Task requirements — Among the entries below, copy every line that carries the word "Effect".

────────────────────────────────────────

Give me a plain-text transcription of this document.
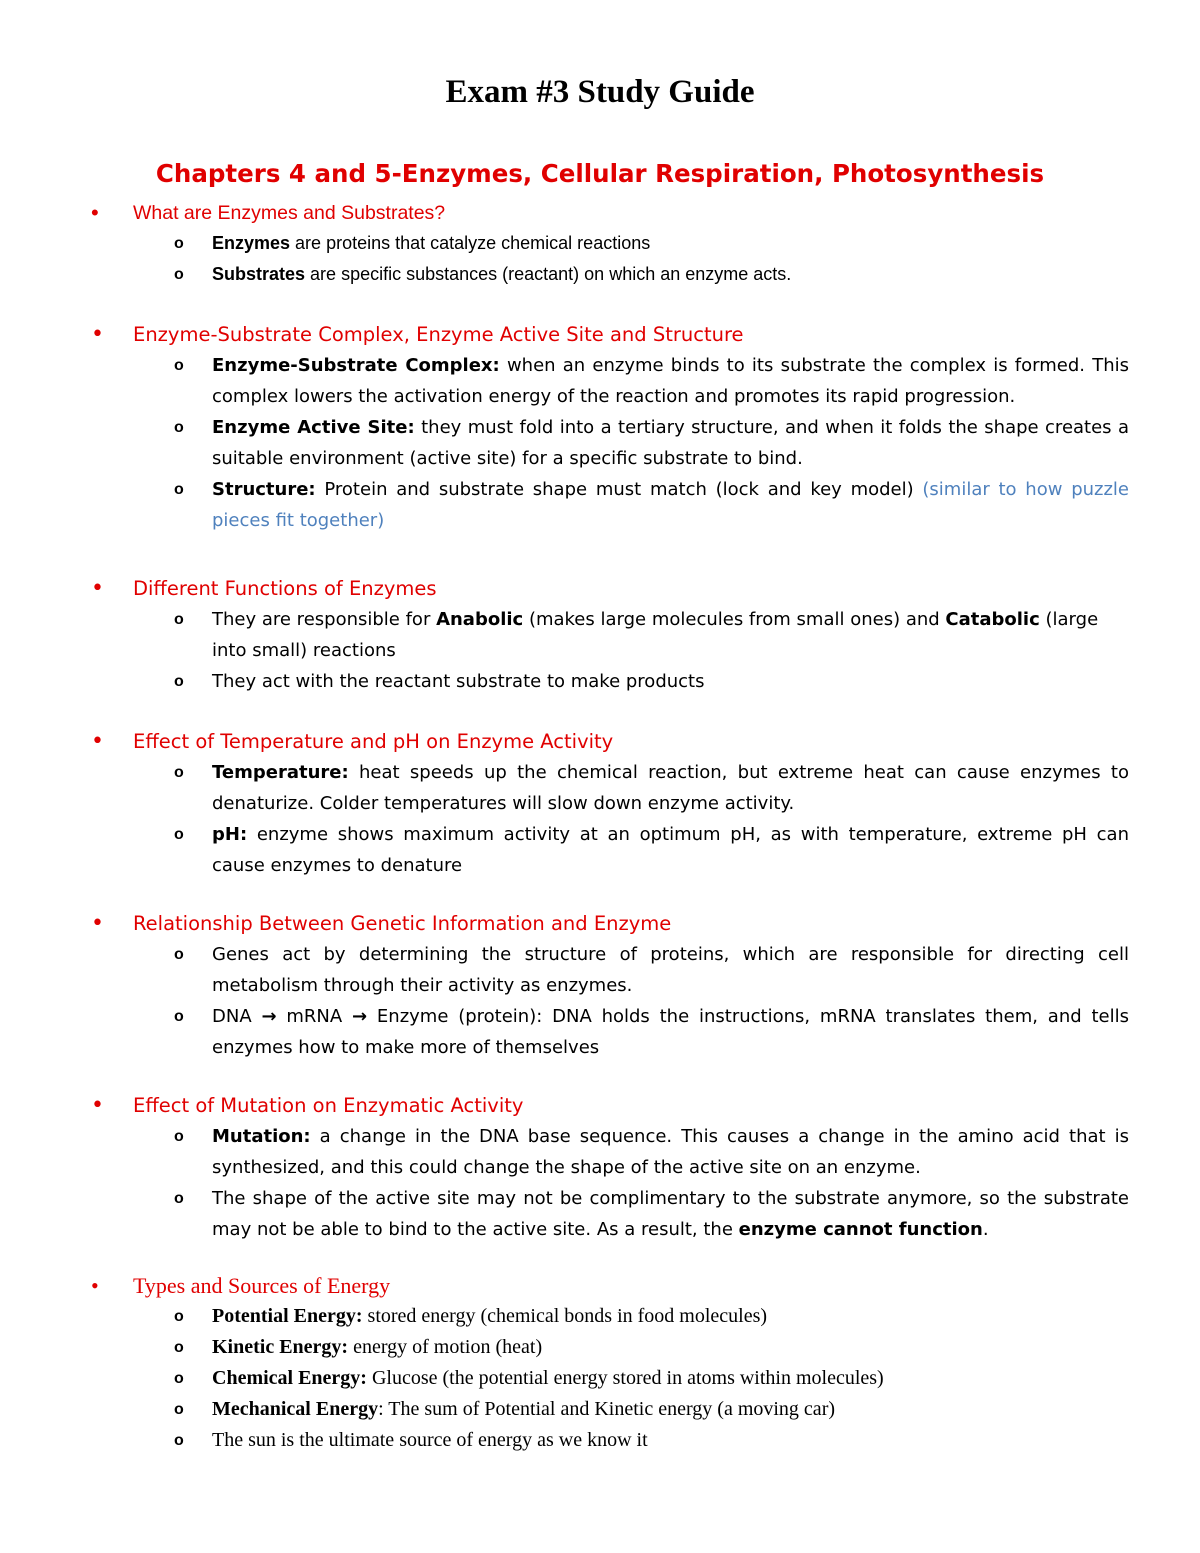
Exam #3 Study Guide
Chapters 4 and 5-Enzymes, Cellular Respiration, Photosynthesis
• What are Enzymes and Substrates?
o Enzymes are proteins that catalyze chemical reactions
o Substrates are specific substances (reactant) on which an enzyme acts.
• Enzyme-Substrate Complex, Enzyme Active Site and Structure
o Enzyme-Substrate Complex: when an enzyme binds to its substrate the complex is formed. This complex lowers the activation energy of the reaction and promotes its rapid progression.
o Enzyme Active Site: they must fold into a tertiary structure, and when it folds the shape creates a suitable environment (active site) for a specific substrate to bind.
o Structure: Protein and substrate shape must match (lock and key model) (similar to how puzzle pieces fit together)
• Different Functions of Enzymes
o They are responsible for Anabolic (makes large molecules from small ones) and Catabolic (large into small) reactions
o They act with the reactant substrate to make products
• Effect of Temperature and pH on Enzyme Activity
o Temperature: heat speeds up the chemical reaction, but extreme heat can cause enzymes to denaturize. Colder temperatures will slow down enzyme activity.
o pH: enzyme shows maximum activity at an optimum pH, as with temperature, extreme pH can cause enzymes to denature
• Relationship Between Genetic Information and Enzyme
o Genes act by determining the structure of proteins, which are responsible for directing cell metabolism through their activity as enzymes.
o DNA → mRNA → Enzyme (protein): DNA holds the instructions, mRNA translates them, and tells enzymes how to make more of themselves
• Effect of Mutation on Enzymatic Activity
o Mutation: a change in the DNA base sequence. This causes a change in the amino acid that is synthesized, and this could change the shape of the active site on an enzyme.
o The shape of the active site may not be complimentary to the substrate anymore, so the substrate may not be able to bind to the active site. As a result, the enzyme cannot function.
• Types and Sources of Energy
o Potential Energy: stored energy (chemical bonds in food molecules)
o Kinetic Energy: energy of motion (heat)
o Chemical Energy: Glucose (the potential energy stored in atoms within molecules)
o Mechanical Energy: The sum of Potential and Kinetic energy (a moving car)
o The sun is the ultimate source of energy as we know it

────────────────────────────────────────

Solved exercise —
• Effect of Temperature and pH on Enzyme Activity
• Effect of Mutation on Enzymatic Activity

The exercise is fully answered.